Records from a dataset:
[start]

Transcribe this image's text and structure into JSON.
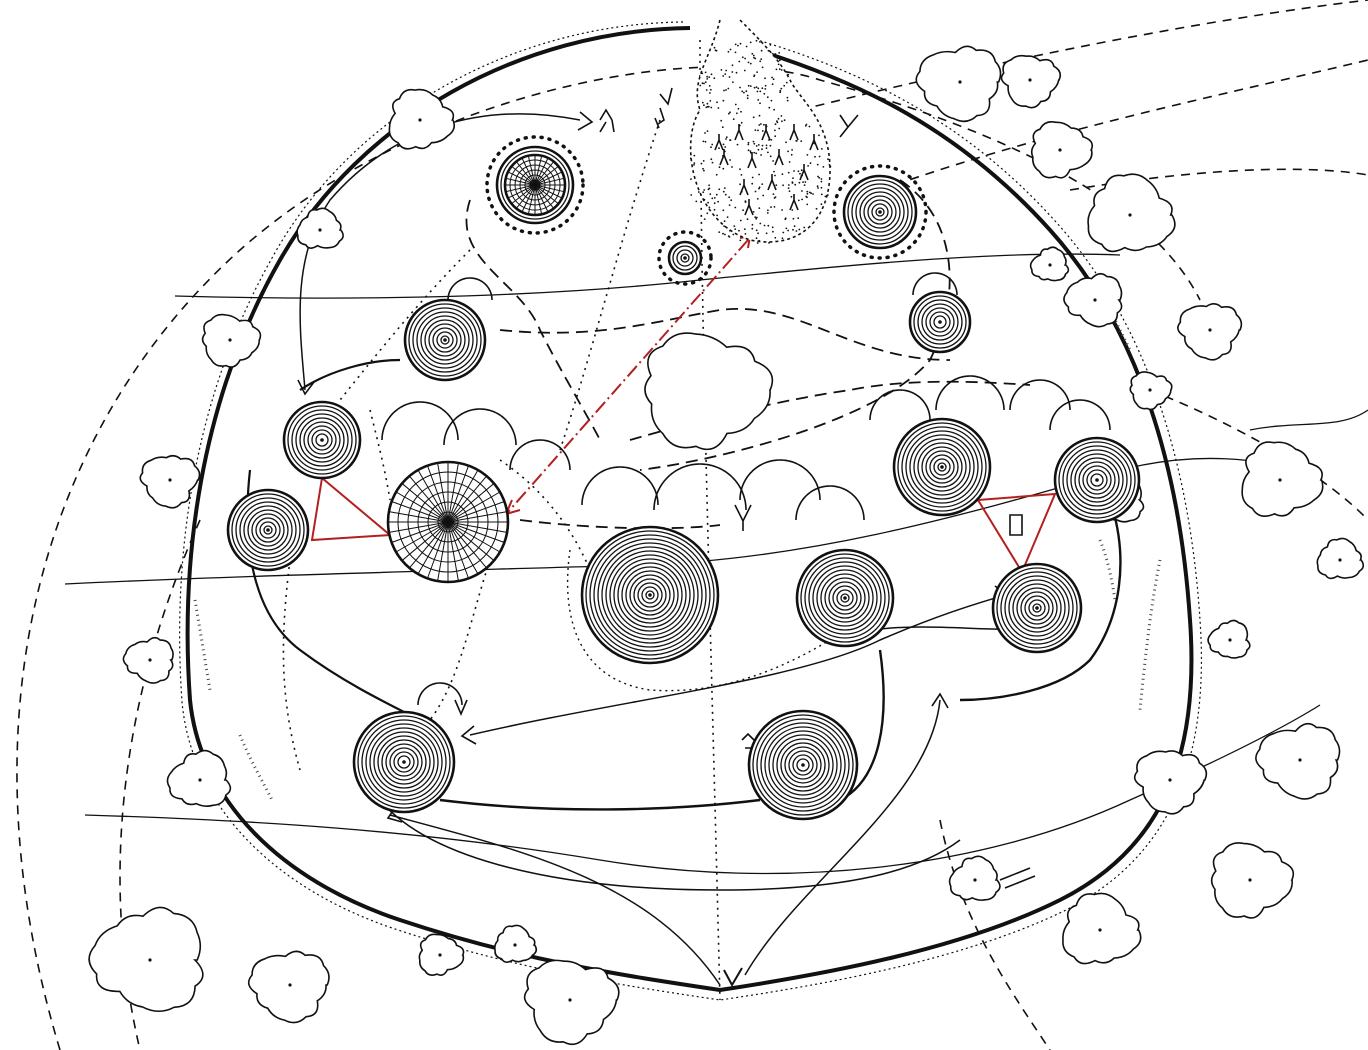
{
  "diagram": {
    "kind": "hand-drawn site plan sketch",
    "has_text": false,
    "colors": {
      "ink": "#111111",
      "accent": "#b3201f",
      "paper": "#ffffff",
      "texture": "#444444"
    },
    "elements": {
      "outer_boundary": "hedge-ring",
      "trees_outside": 24,
      "large_ringed_circles": 14,
      "radial_grid_circles": 2,
      "stippled_pond": 1,
      "red_triangles": 2,
      "red_dash_dot_line": 1,
      "entry_arrows": 2
    }
  }
}
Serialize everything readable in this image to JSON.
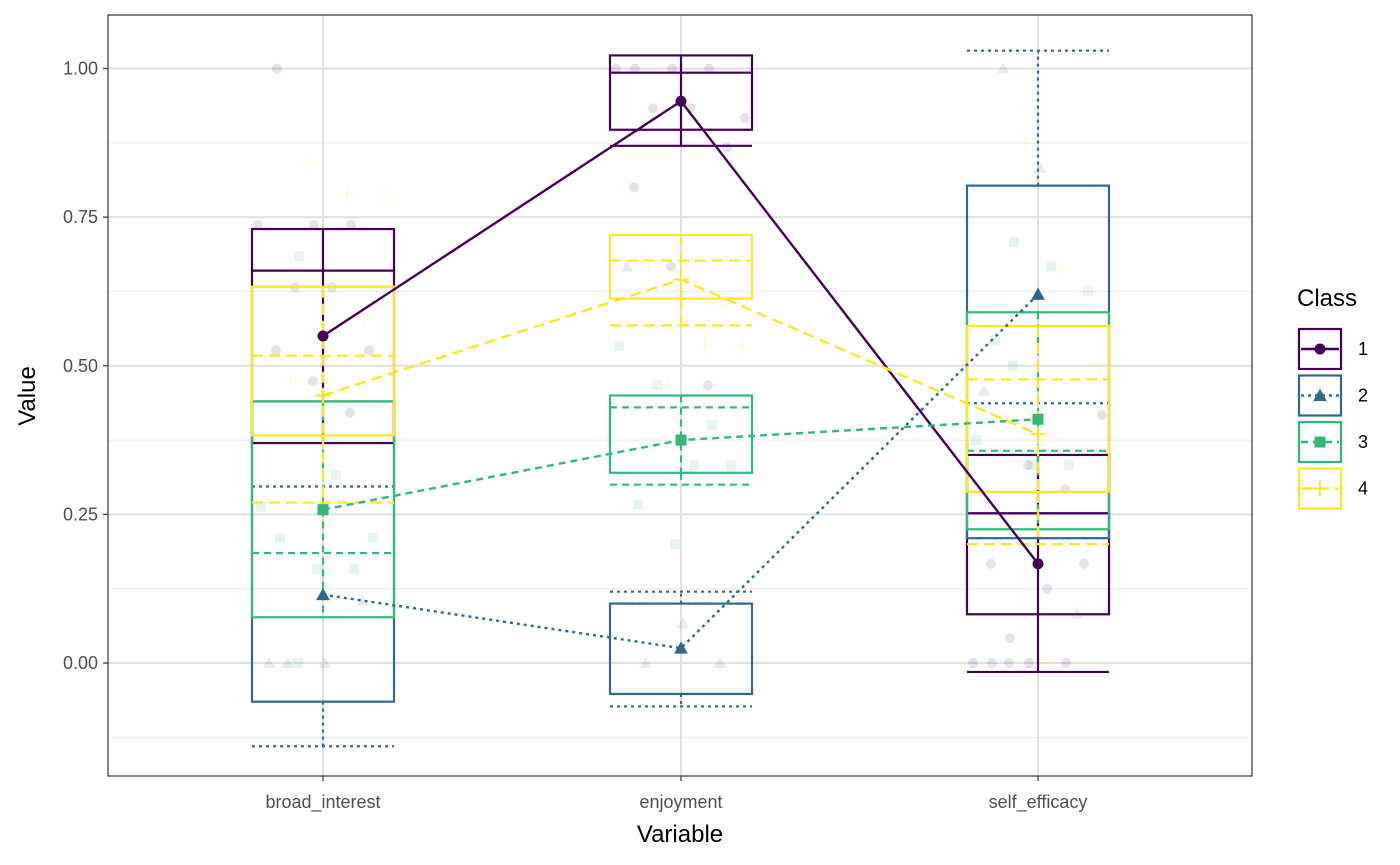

[end]

**WRITTEN TASK**
Your copy should match the records word for word, with the pictures removed.

**FULL ANSWER**
Transcribe this image's text and structure into JSON.
{
  "diagram": {
    "kind": "hand-drawn site plan sketch",
    "has_text": false,
    "colors": {
      "ink": "#111111",
      "accent": "#b3201f",
      "paper": "#ffffff",
      "texture": "#444444"
    },
    "elements": {
      "outer_boundary": "hedge-ring",
      "trees_outside": 24,
      "large_ringed_circles": 14,
      "radial_grid_circles": 2,
      "stippled_pond": 1,
      "red_triangles": 2,
      "red_dash_dot_line": 1,
      "entry_arrows": 2
    }
  }
}
Serialize everything readable in this image to JSON.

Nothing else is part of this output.